==== INFORMATION SHOWN
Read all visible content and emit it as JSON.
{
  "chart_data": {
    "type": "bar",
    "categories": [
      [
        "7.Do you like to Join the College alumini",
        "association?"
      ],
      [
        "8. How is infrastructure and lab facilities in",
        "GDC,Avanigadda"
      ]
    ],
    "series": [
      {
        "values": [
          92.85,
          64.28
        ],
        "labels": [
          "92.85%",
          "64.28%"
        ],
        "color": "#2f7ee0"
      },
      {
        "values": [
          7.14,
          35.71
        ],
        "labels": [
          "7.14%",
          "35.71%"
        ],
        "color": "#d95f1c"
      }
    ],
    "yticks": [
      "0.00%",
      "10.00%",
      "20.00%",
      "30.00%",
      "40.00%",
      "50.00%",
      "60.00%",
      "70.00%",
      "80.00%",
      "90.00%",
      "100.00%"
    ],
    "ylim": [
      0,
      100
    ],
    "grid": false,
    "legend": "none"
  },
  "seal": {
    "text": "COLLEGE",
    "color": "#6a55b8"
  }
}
========
SHORT EXERCISE: From the listing above, extract all records word for word.

REPLY:
Read all visible content and emit it as JSON.
{
  "chart_data": {
    "type": "bar",
    "categories": [
      [
        "7.Do you like to Join the College alumini",
        "association?"
      ],
      [
        "8. How is infrastructure and lab facilities in",
        "GDC,Avanigadda"
      ]
    ],
    "series": [
      {
        "values": [
          92.85,
          64.28
        ],
        "labels": [
          "92.85%",
          "64.28%"
        ],
        "color": "#2f7ee0"
      },
      {
        "values": [
          7.14,
          35.71
        ],
        "labels": [
          "7.14%",
          "35.71%"
        ],
        "color": "#d95f1c"
      }
    ],
    "yticks": [
      "0.00%",
      "10.00%",
      "20.00%",
      "30.00%",
      "40.00%",
      "50.00%",
      "60.00%",
      "70.00%",
      "80.00%",
      "90.00%",
      "100.00%"
    ],
    "ylim": [
      0,
      100
    ],
    "grid": false,
    "legend": "none"
  },
  "seal": {
    "text": "COLLEGE",
    "color": "#6a55b8"
  }
}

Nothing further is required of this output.